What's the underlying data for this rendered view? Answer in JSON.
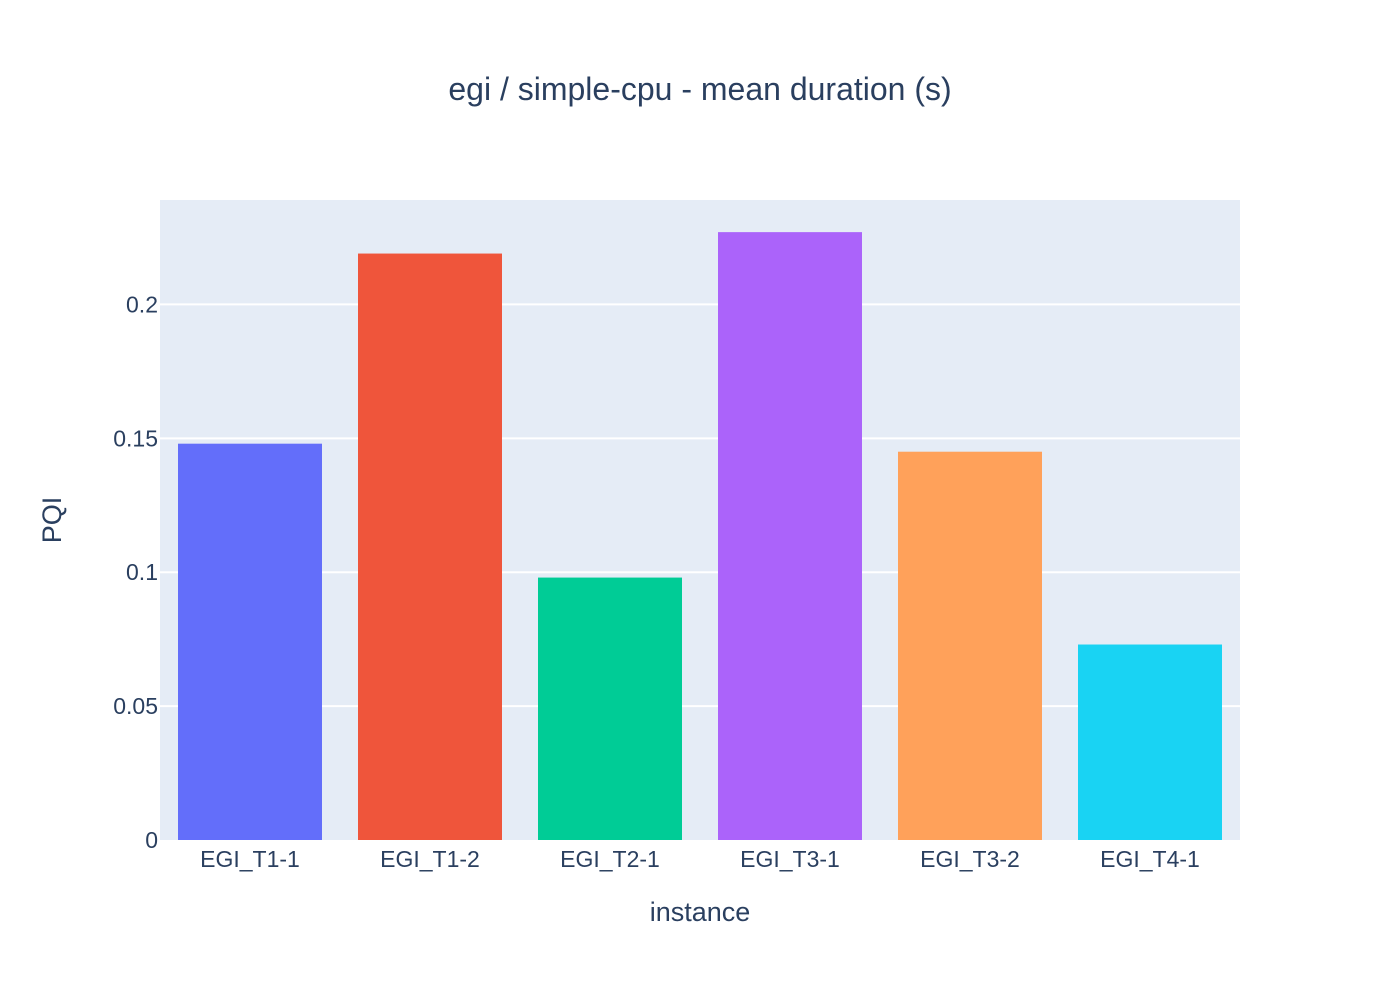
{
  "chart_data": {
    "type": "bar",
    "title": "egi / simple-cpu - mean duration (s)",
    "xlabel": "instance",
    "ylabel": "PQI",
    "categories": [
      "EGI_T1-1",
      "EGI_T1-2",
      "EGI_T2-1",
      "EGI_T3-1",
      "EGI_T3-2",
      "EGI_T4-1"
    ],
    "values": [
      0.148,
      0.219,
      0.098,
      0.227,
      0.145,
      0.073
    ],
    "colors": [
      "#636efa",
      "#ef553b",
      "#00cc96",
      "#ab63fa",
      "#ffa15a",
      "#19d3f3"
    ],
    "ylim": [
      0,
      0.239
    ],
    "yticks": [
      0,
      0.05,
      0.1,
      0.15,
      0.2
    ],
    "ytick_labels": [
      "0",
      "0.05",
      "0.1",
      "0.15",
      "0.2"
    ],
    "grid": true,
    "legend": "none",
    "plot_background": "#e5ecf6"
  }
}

▸ **Set problem**: Leave out the pictures and print every line of the data exactly.

▸ **Exercise solution**:
What's the underlying data for this rendered view? Answer in JSON.
{
  "chart_data": {
    "type": "bar",
    "title": "egi / simple-cpu - mean duration (s)",
    "xlabel": "instance",
    "ylabel": "PQI",
    "categories": [
      "EGI_T1-1",
      "EGI_T1-2",
      "EGI_T2-1",
      "EGI_T3-1",
      "EGI_T3-2",
      "EGI_T4-1"
    ],
    "values": [
      0.148,
      0.219,
      0.098,
      0.227,
      0.145,
      0.073
    ],
    "colors": [
      "#636efa",
      "#ef553b",
      "#00cc96",
      "#ab63fa",
      "#ffa15a",
      "#19d3f3"
    ],
    "ylim": [
      0,
      0.239
    ],
    "yticks": [
      0,
      0.05,
      0.1,
      0.15,
      0.2
    ],
    "ytick_labels": [
      "0",
      "0.05",
      "0.1",
      "0.15",
      "0.2"
    ],
    "grid": true,
    "legend": "none",
    "plot_background": "#e5ecf6"
  }
}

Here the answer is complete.